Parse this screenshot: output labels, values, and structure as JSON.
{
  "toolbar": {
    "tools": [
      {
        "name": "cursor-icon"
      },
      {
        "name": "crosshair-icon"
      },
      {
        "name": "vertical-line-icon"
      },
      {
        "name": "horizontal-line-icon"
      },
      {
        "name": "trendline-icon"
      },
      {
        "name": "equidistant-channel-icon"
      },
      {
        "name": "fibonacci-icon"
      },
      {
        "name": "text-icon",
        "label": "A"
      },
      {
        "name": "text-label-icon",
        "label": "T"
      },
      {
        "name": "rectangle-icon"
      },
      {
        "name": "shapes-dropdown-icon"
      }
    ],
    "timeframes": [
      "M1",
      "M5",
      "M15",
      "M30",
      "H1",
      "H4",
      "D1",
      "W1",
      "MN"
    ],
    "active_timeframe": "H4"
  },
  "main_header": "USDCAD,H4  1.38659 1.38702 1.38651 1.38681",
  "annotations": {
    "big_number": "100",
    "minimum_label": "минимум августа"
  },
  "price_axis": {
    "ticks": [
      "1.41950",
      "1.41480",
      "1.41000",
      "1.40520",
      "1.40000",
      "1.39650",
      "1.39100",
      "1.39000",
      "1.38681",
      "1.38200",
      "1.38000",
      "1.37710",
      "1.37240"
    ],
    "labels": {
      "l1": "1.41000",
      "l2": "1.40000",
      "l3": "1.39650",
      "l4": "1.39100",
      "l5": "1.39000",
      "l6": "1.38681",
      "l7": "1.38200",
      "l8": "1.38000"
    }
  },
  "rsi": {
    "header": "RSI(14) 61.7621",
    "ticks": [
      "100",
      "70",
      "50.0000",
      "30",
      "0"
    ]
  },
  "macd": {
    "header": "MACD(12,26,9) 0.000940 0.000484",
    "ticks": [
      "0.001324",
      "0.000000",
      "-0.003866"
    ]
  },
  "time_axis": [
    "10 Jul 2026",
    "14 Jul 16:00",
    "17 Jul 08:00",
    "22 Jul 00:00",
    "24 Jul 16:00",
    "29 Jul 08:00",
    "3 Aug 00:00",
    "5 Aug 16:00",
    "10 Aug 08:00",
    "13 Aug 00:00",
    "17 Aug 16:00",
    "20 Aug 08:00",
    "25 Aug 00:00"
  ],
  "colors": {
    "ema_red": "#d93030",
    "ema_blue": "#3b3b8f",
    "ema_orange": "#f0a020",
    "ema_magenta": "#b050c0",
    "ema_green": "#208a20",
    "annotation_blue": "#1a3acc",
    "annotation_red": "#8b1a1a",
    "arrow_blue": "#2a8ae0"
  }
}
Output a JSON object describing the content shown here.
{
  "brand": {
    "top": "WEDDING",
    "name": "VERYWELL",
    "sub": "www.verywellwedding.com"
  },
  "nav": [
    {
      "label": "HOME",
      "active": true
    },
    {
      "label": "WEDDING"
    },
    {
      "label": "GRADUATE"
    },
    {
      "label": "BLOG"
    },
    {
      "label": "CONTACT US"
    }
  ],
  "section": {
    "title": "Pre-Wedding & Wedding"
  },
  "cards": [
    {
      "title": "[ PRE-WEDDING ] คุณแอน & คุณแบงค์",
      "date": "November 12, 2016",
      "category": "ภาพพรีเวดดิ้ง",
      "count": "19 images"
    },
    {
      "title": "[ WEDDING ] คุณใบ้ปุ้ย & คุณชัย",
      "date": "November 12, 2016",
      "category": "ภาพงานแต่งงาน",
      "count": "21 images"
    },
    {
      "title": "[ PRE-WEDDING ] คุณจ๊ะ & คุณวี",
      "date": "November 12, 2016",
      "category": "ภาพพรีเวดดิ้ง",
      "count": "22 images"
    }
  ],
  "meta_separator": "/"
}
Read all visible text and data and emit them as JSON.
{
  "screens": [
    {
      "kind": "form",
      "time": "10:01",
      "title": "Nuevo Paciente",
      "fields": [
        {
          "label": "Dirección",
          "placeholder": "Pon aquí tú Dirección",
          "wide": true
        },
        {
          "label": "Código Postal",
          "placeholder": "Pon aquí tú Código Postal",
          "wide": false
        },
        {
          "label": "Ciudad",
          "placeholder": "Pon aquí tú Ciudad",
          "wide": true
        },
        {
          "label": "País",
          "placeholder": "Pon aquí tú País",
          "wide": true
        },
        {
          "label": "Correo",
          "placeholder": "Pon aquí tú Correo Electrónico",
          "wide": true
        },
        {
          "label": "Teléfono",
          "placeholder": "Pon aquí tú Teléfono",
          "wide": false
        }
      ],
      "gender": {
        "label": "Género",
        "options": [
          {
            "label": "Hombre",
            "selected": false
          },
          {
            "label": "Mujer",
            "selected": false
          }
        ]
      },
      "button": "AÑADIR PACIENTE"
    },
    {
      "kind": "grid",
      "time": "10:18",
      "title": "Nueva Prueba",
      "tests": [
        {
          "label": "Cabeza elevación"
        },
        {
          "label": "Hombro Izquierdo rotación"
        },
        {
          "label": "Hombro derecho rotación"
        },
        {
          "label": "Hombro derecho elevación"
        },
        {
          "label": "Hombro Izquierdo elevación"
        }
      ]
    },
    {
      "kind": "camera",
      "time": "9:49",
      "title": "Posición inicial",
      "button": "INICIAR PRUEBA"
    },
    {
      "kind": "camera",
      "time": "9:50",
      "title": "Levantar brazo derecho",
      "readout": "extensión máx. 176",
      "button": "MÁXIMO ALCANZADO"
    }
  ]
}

....

EXERCISE DETAILS => Type the material above out again, exactly.

FINISHED TASK =>
Parse this screenshot: output labels, values, and structure as JSON.
{
  "toolbar": {
    "tools": [
      {
        "name": "cursor-icon"
      },
      {
        "name": "crosshair-icon"
      },
      {
        "name": "vertical-line-icon"
      },
      {
        "name": "horizontal-line-icon"
      },
      {
        "name": "trendline-icon"
      },
      {
        "name": "equidistant-channel-icon"
      },
      {
        "name": "fibonacci-icon"
      },
      {
        "name": "text-icon",
        "label": "A"
      },
      {
        "name": "text-label-icon",
        "label": "T"
      },
      {
        "name": "rectangle-icon"
      },
      {
        "name": "shapes-dropdown-icon"
      }
    ],
    "timeframes": [
      "M1",
      "M5",
      "M15",
      "M30",
      "H1",
      "H4",
      "D1",
      "W1",
      "MN"
    ],
    "active_timeframe": "H4"
  },
  "main_header": "USDCAD,H4  1.38659 1.38702 1.38651 1.38681",
  "annotations": {
    "big_number": "100",
    "minimum_label": "минимум августа"
  },
  "price_axis": {
    "ticks": [
      "1.41950",
      "1.41480",
      "1.41000",
      "1.40520",
      "1.40000",
      "1.39650",
      "1.39100",
      "1.39000",
      "1.38681",
      "1.38200",
      "1.38000",
      "1.37710",
      "1.37240"
    ],
    "labels": {
      "l1": "1.41000",
      "l2": "1.40000",
      "l3": "1.39650",
      "l4": "1.39100",
      "l5": "1.39000",
      "l6": "1.38681",
      "l7": "1.38200",
      "l8": "1.38000"
    }
  },
  "rsi": {
    "header": "RSI(14) 61.7621",
    "ticks": [
      "100",
      "70",
      "50.0000",
      "30",
      "0"
    ]
  },
  "macd": {
    "header": "MACD(12,26,9) 0.000940 0.000484",
    "ticks": [
      "0.001324",
      "0.000000",
      "-0.003866"
    ]
  },
  "time_axis": [
    "10 Jul 2026",
    "14 Jul 16:00",
    "17 Jul 08:00",
    "22 Jul 00:00",
    "24 Jul 16:00",
    "29 Jul 08:00",
    "3 Aug 00:00",
    "5 Aug 16:00",
    "10 Aug 08:00",
    "13 Aug 00:00",
    "17 Aug 16:00",
    "20 Aug 08:00",
    "25 Aug 00:00"
  ],
  "colors": {
    "ema_red": "#d93030",
    "ema_blue": "#3b3b8f",
    "ema_orange": "#f0a020",
    "ema_magenta": "#b050c0",
    "ema_green": "#208a20",
    "annotation_blue": "#1a3acc",
    "annotation_red": "#8b1a1a",
    "arrow_blue": "#2a8ae0"
  }
}
Output a JSON object describing the content shown here.
{
  "brand": {
    "top": "WEDDING",
    "name": "VERYWELL",
    "sub": "www.verywellwedding.com"
  },
  "nav": [
    {
      "label": "HOME",
      "active": true
    },
    {
      "label": "WEDDING"
    },
    {
      "label": "GRADUATE"
    },
    {
      "label": "BLOG"
    },
    {
      "label": "CONTACT US"
    }
  ],
  "section": {
    "title": "Pre-Wedding & Wedding"
  },
  "cards": [
    {
      "title": "[ PRE-WEDDING ] คุณแอน & คุณแบงค์",
      "date": "November 12, 2016",
      "category": "ภาพพรีเวดดิ้ง",
      "count": "19 images"
    },
    {
      "title": "[ WEDDING ] คุณใบ้ปุ้ย & คุณชัย",
      "date": "November 12, 2016",
      "category": "ภาพงานแต่งงาน",
      "count": "21 images"
    },
    {
      "title": "[ PRE-WEDDING ] คุณจ๊ะ & คุณวี",
      "date": "November 12, 2016",
      "category": "ภาพพรีเวดดิ้ง",
      "count": "22 images"
    }
  ],
  "meta_separator": "/"
}
Read all visible text and data and emit them as JSON.
{
  "screens": [
    {
      "kind": "form",
      "time": "10:01",
      "title": "Nuevo Paciente",
      "fields": [
        {
          "label": "Dirección",
          "placeholder": "Pon aquí tú Dirección",
          "wide": true
        },
        {
          "label": "Código Postal",
          "placeholder": "Pon aquí tú Código Postal",
          "wide": false
        },
        {
          "label": "Ciudad",
          "placeholder": "Pon aquí tú Ciudad",
          "wide": true
        },
        {
          "label": "País",
          "placeholder": "Pon aquí tú País",
          "wide": true
        },
        {
          "label": "Correo",
          "placeholder": "Pon aquí tú Correo Electrónico",
          "wide": true
        },
        {
          "label": "Teléfono",
          "placeholder": "Pon aquí tú Teléfono",
          "wide": false
        }
      ],
      "gender": {
        "label": "Género",
        "options": [
          {
            "label": "Hombre",
            "selected": false
          },
          {
            "label": "Mujer",
            "selected": false
          }
        ]
      },
      "button": "AÑADIR PACIENTE"
    },
    {
      "kind": "grid",
      "time": "10:18",
      "title": "Nueva Prueba",
      "tests": [
        {
          "label": "Cabeza elevación"
        },
        {
          "label": "Hombro Izquierdo rotación"
        },
        {
          "label": "Hombro derecho rotación"
        },
        {
          "label": "Hombro derecho elevación"
        },
        {
          "label": "Hombro Izquierdo elevación"
        }
      ]
    },
    {
      "kind": "camera",
      "time": "9:49",
      "title": "Posición inicial",
      "button": "INICIAR PRUEBA"
    },
    {
      "kind": "camera",
      "time": "9:50",
      "title": "Levantar brazo derecho",
      "readout": "extensión máx. 176",
      "button": "MÁXIMO ALCANZADO"
    }
  ]
}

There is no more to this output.